* **Exercise brief**: State only how many lines contain the string "звание".

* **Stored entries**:
· · · · ·

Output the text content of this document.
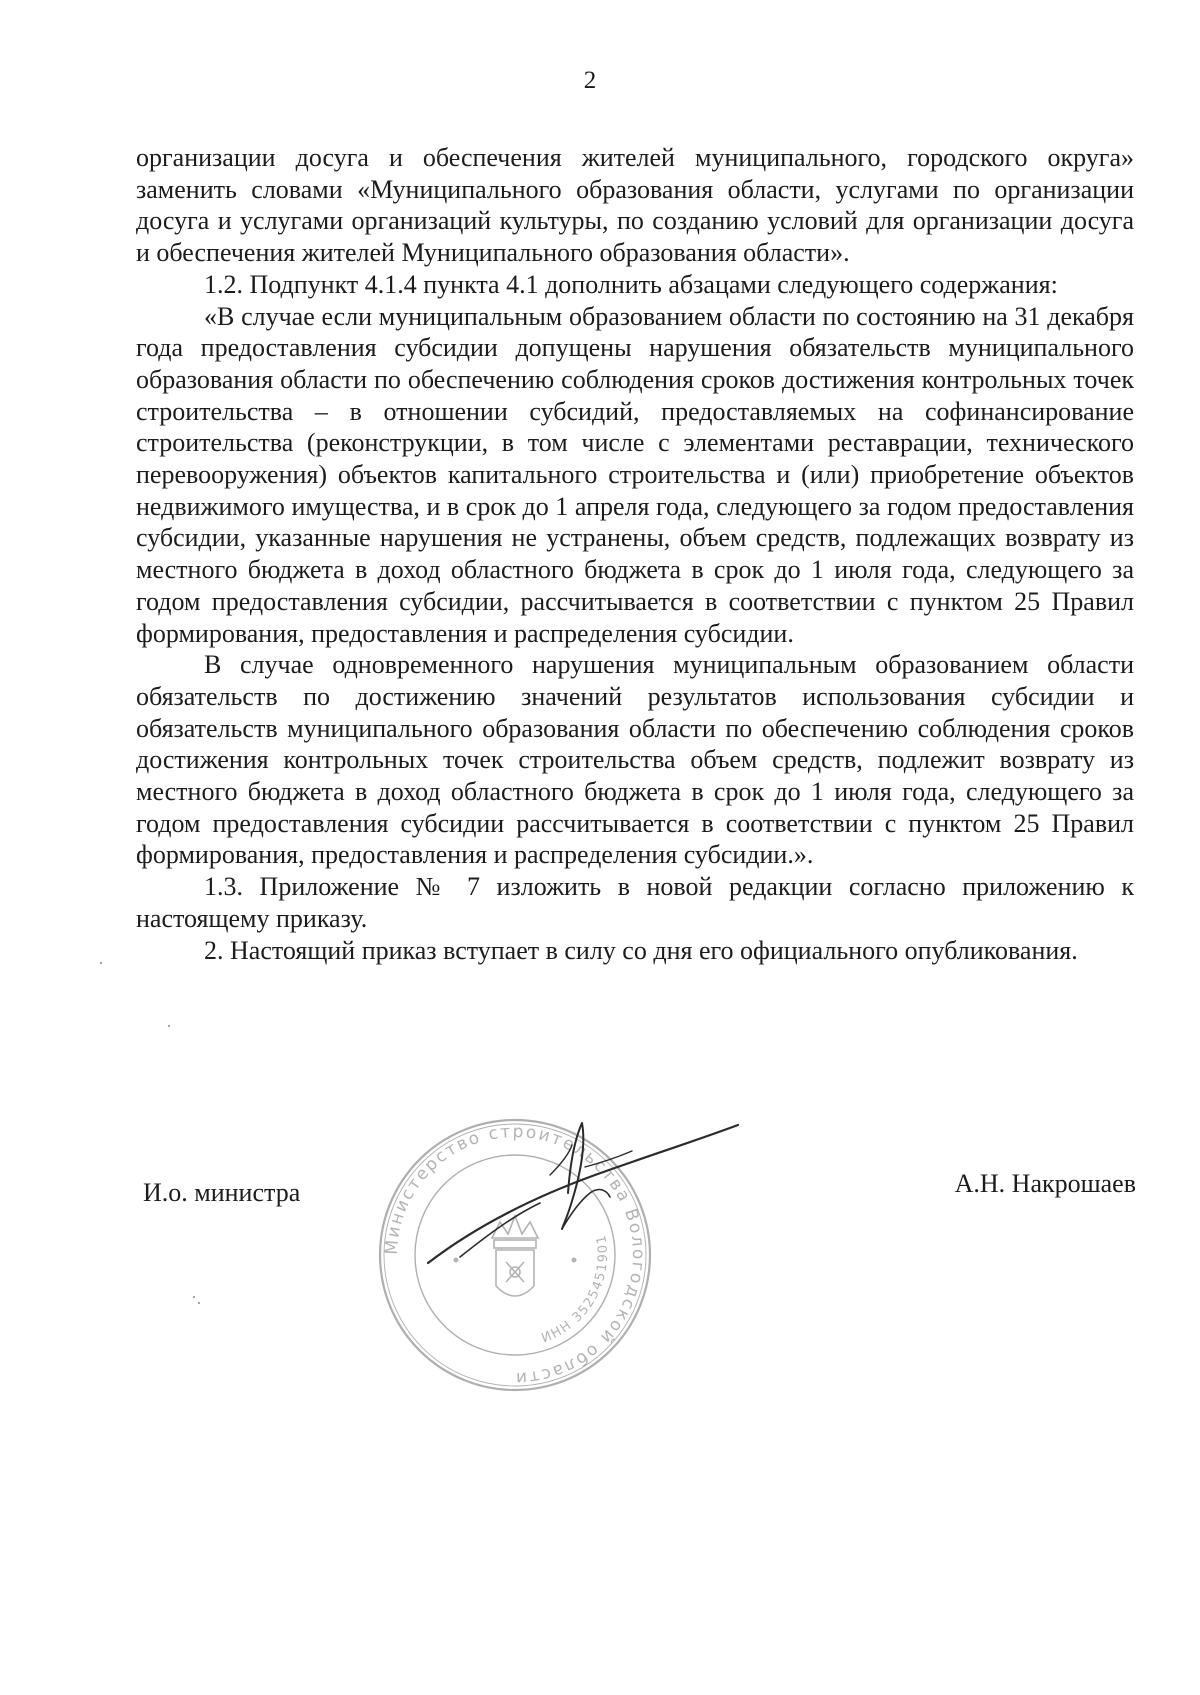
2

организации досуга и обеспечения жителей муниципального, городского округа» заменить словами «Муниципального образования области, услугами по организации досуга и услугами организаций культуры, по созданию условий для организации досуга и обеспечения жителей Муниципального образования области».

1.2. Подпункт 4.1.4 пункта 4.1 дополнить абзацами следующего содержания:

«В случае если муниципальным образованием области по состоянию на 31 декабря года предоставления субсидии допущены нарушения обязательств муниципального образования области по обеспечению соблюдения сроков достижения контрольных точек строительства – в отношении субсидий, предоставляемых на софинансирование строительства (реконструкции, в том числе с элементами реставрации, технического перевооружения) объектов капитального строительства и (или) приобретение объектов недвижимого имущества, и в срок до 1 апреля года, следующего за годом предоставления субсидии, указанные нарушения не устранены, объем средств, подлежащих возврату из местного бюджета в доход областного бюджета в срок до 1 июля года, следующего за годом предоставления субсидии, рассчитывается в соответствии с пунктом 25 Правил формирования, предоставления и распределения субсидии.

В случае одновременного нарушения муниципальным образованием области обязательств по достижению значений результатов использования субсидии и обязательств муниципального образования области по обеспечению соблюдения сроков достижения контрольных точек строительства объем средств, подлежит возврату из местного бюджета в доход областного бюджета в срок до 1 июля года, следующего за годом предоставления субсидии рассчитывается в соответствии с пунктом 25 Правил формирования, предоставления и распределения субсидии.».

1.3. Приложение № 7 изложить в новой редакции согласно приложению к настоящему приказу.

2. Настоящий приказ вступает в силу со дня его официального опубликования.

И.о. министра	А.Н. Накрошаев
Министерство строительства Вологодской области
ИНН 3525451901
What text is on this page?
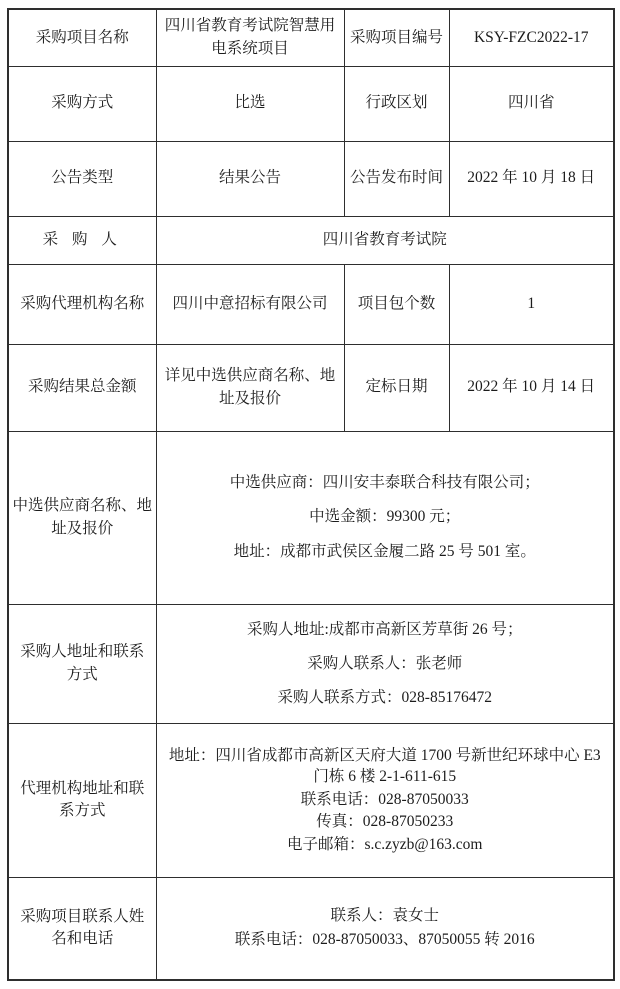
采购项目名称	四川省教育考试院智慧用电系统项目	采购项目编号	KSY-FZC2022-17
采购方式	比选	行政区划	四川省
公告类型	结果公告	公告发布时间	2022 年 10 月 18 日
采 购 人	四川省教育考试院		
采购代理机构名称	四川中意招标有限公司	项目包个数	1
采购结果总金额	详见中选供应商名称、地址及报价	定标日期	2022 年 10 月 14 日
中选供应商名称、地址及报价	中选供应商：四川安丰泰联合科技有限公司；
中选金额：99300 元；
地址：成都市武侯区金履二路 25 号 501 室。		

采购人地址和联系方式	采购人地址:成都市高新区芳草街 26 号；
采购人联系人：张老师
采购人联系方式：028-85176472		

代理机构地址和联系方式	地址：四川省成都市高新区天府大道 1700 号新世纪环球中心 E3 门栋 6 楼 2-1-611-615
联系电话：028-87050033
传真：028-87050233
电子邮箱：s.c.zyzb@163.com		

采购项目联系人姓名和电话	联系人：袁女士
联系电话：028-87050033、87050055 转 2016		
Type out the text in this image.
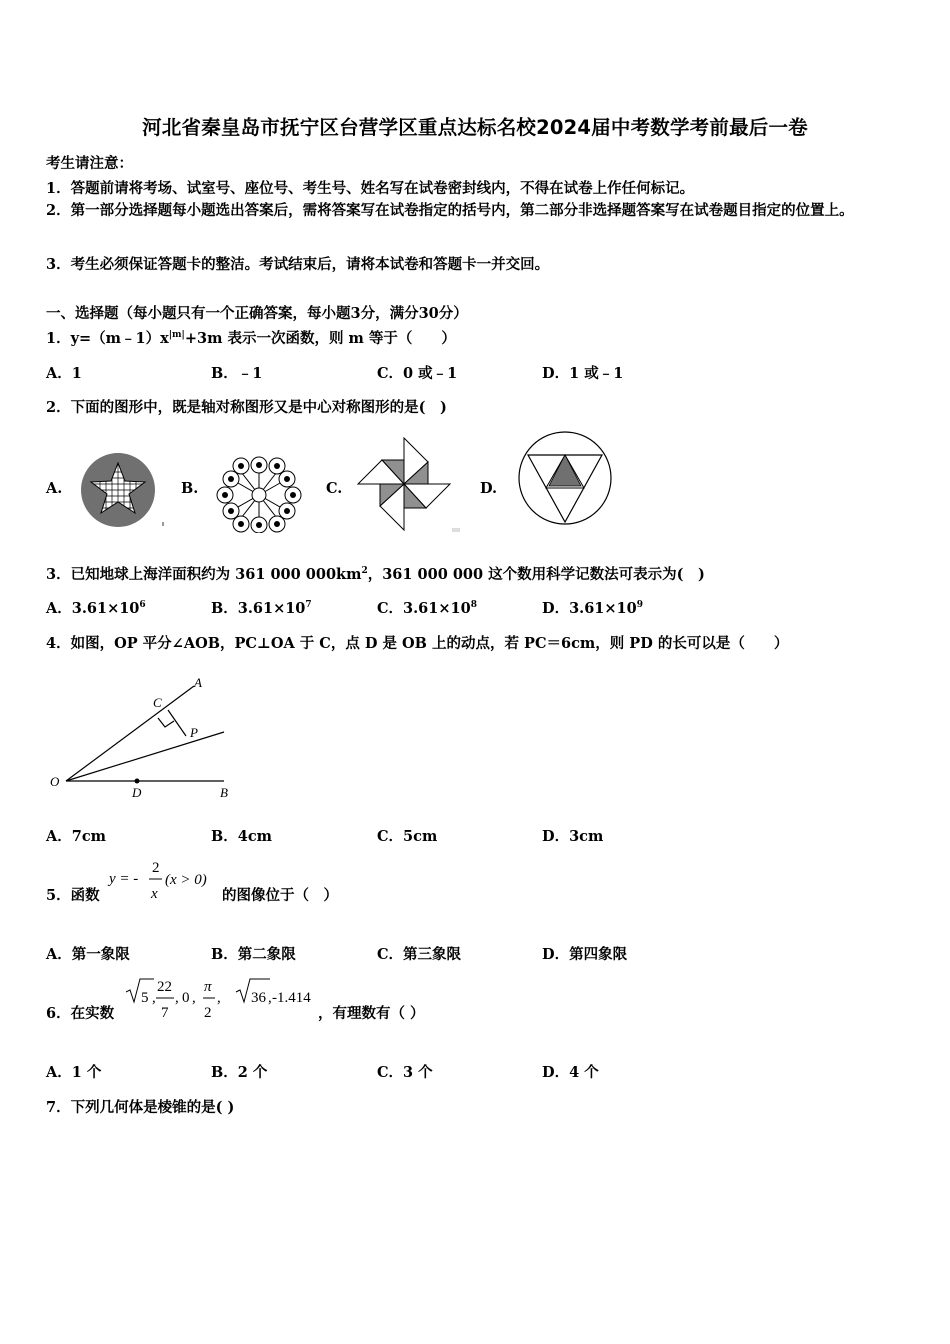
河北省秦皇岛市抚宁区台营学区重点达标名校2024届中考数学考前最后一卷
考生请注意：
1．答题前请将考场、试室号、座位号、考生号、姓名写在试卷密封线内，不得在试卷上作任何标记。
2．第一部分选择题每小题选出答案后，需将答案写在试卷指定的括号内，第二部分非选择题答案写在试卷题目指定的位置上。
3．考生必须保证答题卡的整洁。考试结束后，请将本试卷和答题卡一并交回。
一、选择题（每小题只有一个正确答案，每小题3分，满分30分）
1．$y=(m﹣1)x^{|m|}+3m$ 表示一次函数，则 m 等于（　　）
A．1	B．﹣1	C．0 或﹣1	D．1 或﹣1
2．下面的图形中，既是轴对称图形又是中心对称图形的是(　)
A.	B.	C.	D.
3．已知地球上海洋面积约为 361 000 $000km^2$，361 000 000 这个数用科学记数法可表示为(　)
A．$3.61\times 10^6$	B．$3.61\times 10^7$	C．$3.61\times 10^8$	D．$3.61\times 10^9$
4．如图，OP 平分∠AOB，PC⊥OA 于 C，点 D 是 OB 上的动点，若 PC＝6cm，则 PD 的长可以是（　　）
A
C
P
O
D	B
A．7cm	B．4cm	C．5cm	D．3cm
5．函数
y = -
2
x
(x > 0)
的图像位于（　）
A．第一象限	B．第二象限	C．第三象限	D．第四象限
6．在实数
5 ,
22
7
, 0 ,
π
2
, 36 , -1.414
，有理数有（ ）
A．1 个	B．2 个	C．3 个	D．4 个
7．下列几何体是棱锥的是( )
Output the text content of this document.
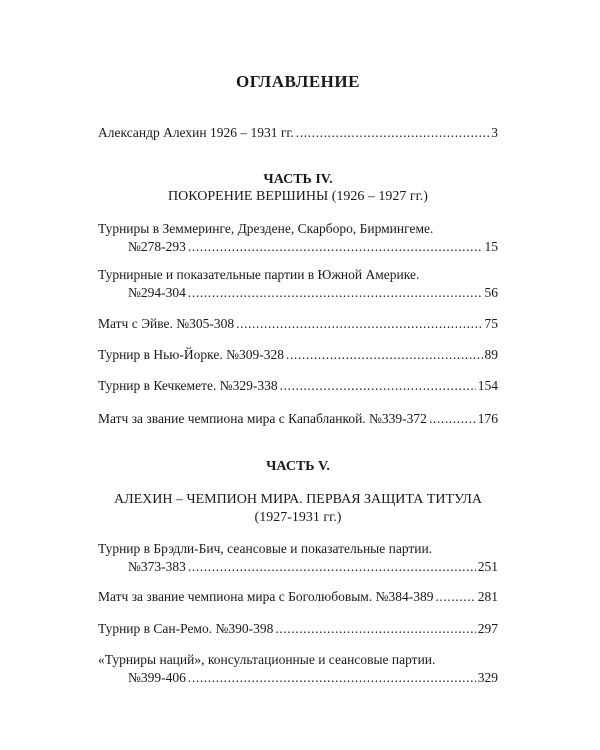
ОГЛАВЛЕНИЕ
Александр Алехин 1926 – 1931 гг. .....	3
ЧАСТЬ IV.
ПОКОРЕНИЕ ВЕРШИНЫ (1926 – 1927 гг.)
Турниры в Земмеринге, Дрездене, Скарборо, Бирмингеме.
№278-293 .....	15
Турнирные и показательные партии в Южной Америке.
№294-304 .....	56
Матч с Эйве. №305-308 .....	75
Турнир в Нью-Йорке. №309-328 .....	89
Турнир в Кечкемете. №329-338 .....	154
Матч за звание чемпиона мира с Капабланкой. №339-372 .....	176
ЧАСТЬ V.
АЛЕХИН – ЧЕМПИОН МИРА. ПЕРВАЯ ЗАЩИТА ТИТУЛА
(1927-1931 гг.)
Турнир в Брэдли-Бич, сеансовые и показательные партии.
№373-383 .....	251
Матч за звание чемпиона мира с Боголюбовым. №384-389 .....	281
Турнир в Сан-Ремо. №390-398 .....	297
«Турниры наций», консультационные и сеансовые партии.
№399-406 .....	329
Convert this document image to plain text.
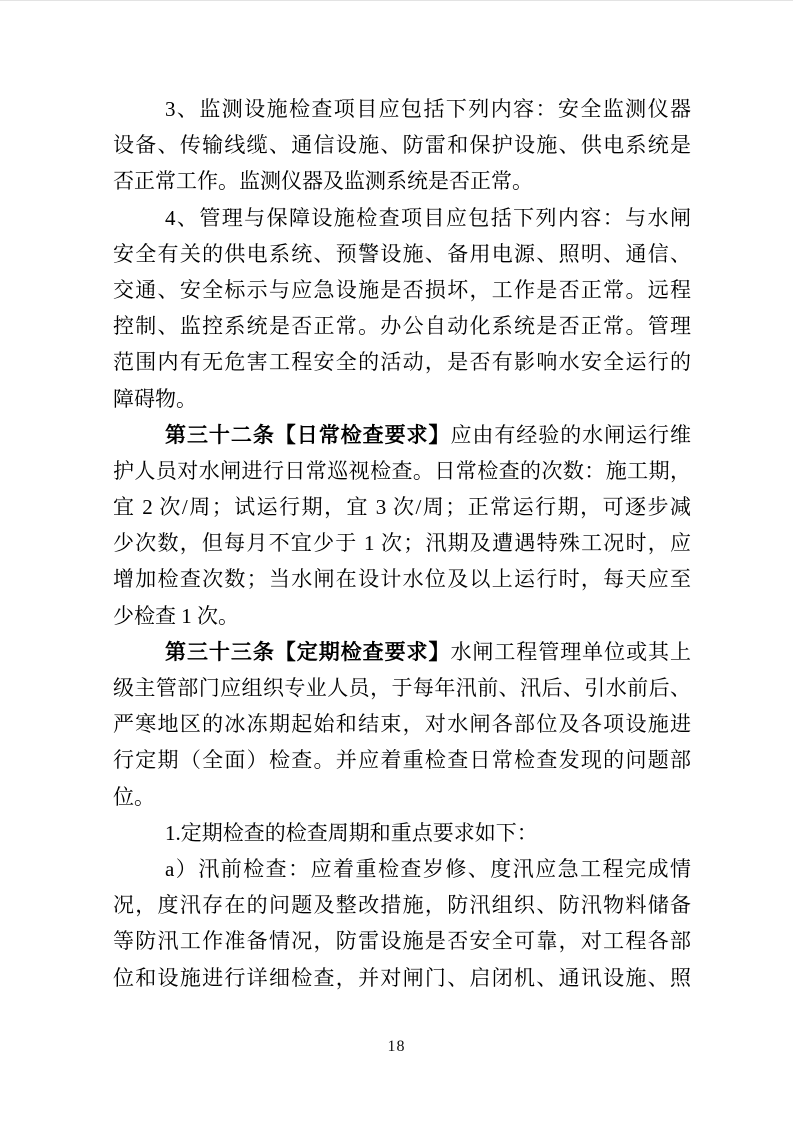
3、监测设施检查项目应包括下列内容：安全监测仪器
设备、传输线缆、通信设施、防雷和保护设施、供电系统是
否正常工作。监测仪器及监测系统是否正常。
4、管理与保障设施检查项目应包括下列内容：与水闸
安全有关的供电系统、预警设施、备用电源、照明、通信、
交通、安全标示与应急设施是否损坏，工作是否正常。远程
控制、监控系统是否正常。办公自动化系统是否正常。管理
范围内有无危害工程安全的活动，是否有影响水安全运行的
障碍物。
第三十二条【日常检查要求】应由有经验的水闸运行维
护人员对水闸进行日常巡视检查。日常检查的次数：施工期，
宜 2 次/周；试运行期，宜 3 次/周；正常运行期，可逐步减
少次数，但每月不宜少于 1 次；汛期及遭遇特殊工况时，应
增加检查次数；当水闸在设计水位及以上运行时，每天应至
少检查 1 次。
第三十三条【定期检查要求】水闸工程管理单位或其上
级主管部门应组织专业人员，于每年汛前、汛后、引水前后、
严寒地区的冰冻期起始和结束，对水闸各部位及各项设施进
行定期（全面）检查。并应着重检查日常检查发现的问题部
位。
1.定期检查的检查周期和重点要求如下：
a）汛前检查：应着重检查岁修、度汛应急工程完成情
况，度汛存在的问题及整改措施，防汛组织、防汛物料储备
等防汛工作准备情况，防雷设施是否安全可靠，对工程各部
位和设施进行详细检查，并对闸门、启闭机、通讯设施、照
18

· · · · ·

* **Solution**: 2